━━━━━ DATA SHOWN

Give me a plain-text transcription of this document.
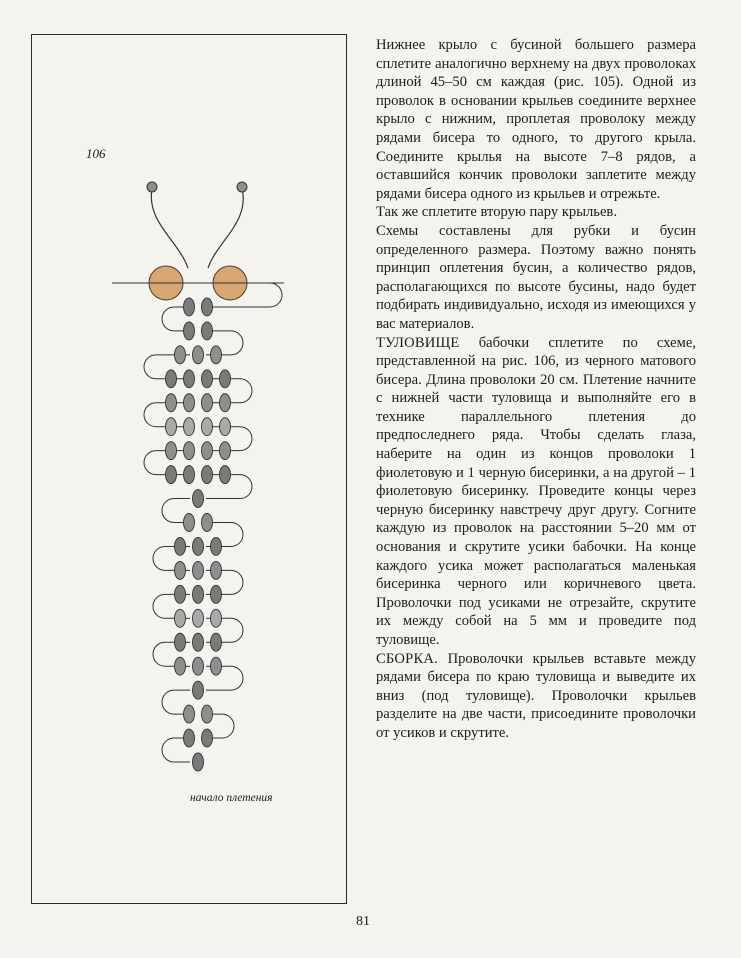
106
начало плетения

Нижнее крыло с бусиной большего размера сплетите аналогично верхнему на двух проволоках длиной 45–50 см каждая (рис. 105). Одной из проволок в основании крыльев соедините верхнее крыло с нижним, проплетая проволоку между рядами бисера то одного, то другого крыла. Соедините крылья на высоте 7–8 рядов, а оставшийся кончик проволоки заплетите между рядами бисера одного из крыльев и отрежьте.

Так же сплетите вторую пару крыльев.

Схемы составлены для рубки и бусин определенного размера. Поэтому важно понять принцип оплетения бусин, а количество рядов, располагающихся по высоте бусины, надо будет подбирать индивидуально, исходя из имеющихся у вас материалов.

ТУЛОВИЩЕ бабочки сплетите по схеме, представленной на рис. 106, из черного матового бисера. Длина проволоки 20 см. Плетение начните с нижней части туловища и выполняйте его в технике параллельного плетения до предпоследнего ряда. Чтобы сделать глаза, наберите на один из концов проволоки 1 фиолетовую и 1 черную бисеринки, а на другой – 1 фиолетовую бисеринку. Проведите концы через черную бисеринку навстречу друг другу. Согните каждую из проволок на расстоянии 5–20 мм от основания и скрутите усики бабочки. На конце каждого усика может располагаться маленькая бисеринка черного или коричневого цвета. Проволочки под усиками не отрезайте, скрутите их между собой на 5 мм и проведите под туловище.

СБОРКА. Проволочки крыльев вставьте между рядами бисера по краю туловища и выведите их вниз (под туловище). Проволочки крыльев разделите на две части, присоедините проволочки от усиков и скрутите.

81
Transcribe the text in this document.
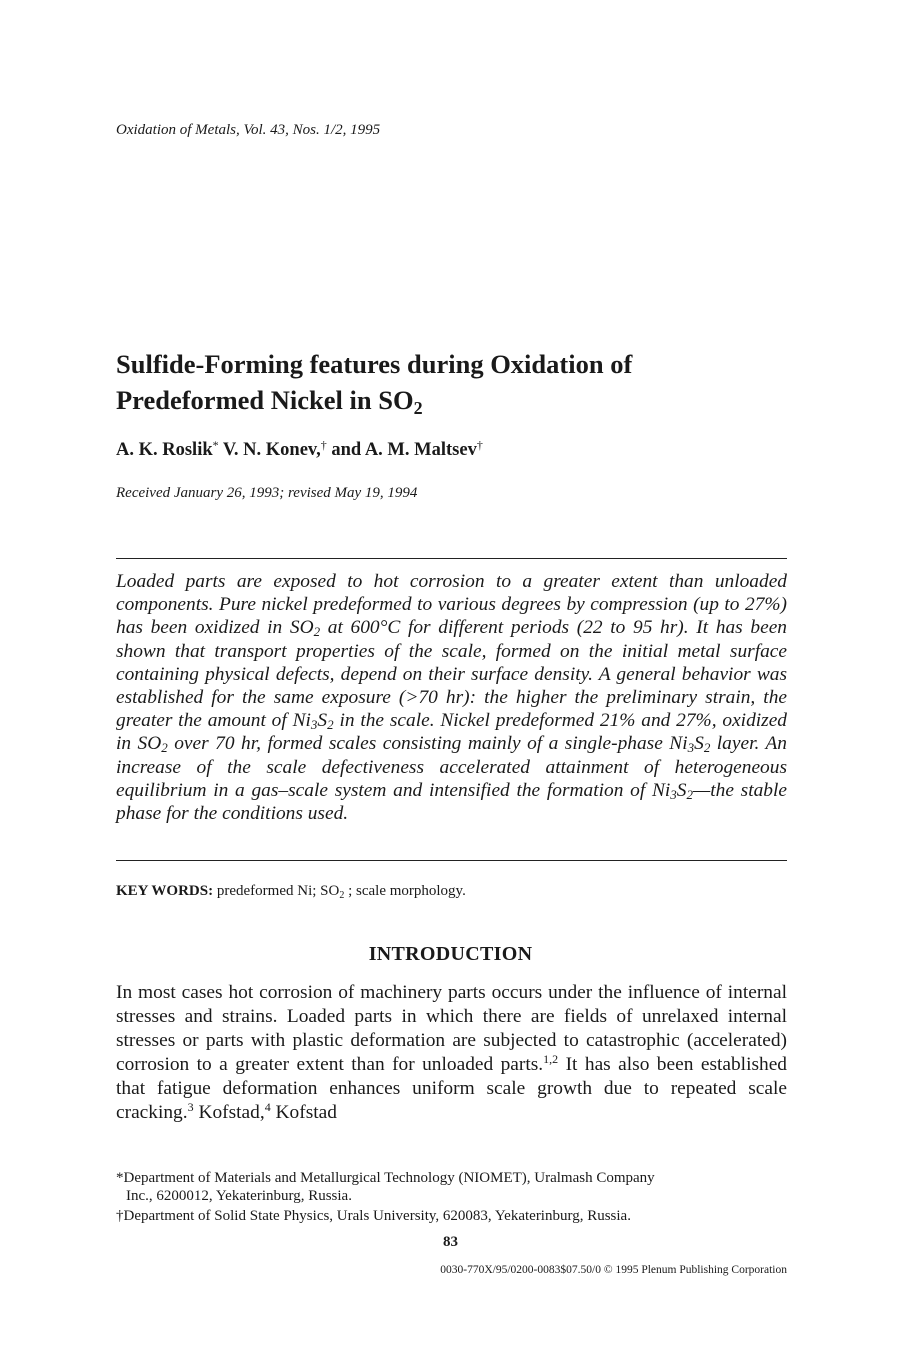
Oxidation of Metals, Vol. 43, Nos. 1/2, 1995
Sulfide-Forming features during Oxidation of
Predeformed Nickel in $SO_2$
A. K. Roslik* V. N. Konev,† and A. M. Maltsev†
Received January 26, 1993; revised May 19, 1994

Loaded parts are exposed to hot corrosion to a greater extent than unloaded components. Pure nickel predeformed to various degrees by compression (up to 27%) has been oxidized in $SO_2$ at 600°C for different periods (22 to 95 hr). It has been shown that transport properties of the scale, formed on the initial metal surface containing physical defects, depend on their surface density. A general behavior was established for the same exposure (>70 hr): the higher the preliminary strain, the greater the amount of $Ni_3S_2$ in the scale. Nickel predeformed 21% and 27%, oxidized in $SO_2$ over 70 hr, formed scales consisting mainly of a single-phase $Ni_3S_2$ layer. An increase of the scale defectiveness accelerated attainment of heterogeneous equilibrium in a gas–scale system and intensified the formation of $Ni_3S_2—the$ stable phase for the conditions used.

KEY WORDS: predeformed Ni; $SO_2$ ; scale morphology.
INTRODUCTION

In most cases hot corrosion of machinery parts occurs under the influence of internal stresses and strains. Loaded parts in which there are fields of unrelaxed internal stresses or parts with plastic deformation are subjected to catastrophic (accelerated) corrosion to a greater extent than for unloaded parts.$^{1,2}$ It has also been established that fatigue deformation enhances uniform scale growth due to repeated scale cracking.$^3$ Kofstad,$^4$ Kofstad

*Department of Materials and Metallurgical Technology (NIOMET), Uralmash Company
Inc., 6200012, Yekaterinburg, Russia.
†Department of Solid State Physics, Urals University, 620083, Yekaterinburg, Russia.
83
0030-770X/95/0200-0083$07.50/0 © 1995 Plenum Publishing Corporation
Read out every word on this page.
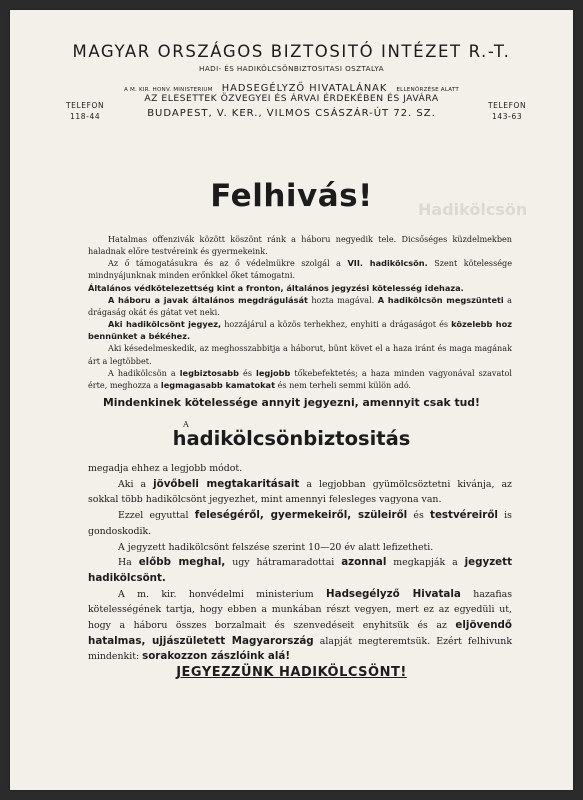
MAGYAR ORSZÁGOS BIZTOSITÓ INTÉZET R.-T.
HADI- ÉS HADIKÖLCSÖNBIZTOSITASI OSZTALYA
A M. KIR. HONV. MINISTERIUM HADSEGÉLYZŐ HIVATALÁNAK ELLENŐRZÉSE ALATT
AZ ELESETTEK ÖZVEGYEI ÉS ÁRVAI ÉRDEKÉBEN ÉS JAVÁRA
BUDAPEST, V. KER., VILMOS CSÁSZÁR-ÚT 72. SZ.
TELEFON
118-44
TELEFON
143-63
Hadikölcsön
Felhivás!

Hatalmas offenzivák között köszönt ránk a háboru negyedik tele. Dicsőséges küzdelmekben haladnak előre testvéreink és gyermekeink.

Az ő támogatásukra és az ő védelmükre szolgál a VII. hadikölcsön. Szent kötelessége mindnyájunknak minden erőnkkel őket támogatni.

Általános védkötelezettség kint a fronton, általános jegyzési kötelesség idehaza.

A háboru a javak általános megdrágulását hozta magával. A hadikölcsön megszünteti a drágaság okát és gátat vet neki.

Aki hadikölcsönt jegyez, hozzájárul a közös terhekhez, enyhiti a drágaságot és közelebb hoz bennünket a békéhez.

Aki késedelmeskedik, az meghosszabbitja a háborut, bünt követ el a haza iránt és maga magának árt a legtöbbet.

A hadikölcsön a legbiztosabb és legjobb tőkebefektetés; a haza minden vagyonával szavatol érte, meghozza a legmagasabb kamatokat és nem terheli semmi külön adó.

Mindenkinek kötelessége annyit jegyezni, amennyit csak tud!
A
hadikölcsönbiztositás

megadja ehhez a legjobb módot.

Aki a jövőbeli megtakaritásait a legjobban gyümölcsöztetni kivánja, az sokkal több hadikölcsönt jegyezhet, mint amennyi felesleges vagyona van.

Ezzel egyuttal feleségéről, gyermekeiről, szüleiről és testvéreiről is gondoskodik.

A jegyzett hadikölcsönt felszése szerint 10—20 év alatt lefizetheti.

Ha előbb meghal, ugy hátramaradottai azonnal megkapják a jegyzett hadikölcsönt.

A m. kir. honvédelmi ministerium Hadsegélyző Hivatala hazafias kötelességének tartja, hogy ebben a munkában részt vegyen, mert ez az egyedüli ut, hogy a háboru összes borzalmait és szenvedéseit enyhitsük és az eljövendő hatalmas, ujjászületett Magyarország alapját megteremtsük. Ezért felhivunk mindenkit: sorakozzon zászlóink alá!

JEGYEZZÜNK HADIKÖLCSÖNT!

━━━━━━━━━━

PROBLEM ::
Pull out every line in the material above where "document" occurs.

RESPONSE ::
Give me a plain-text transcription of this document.
Transcribe the text in this document.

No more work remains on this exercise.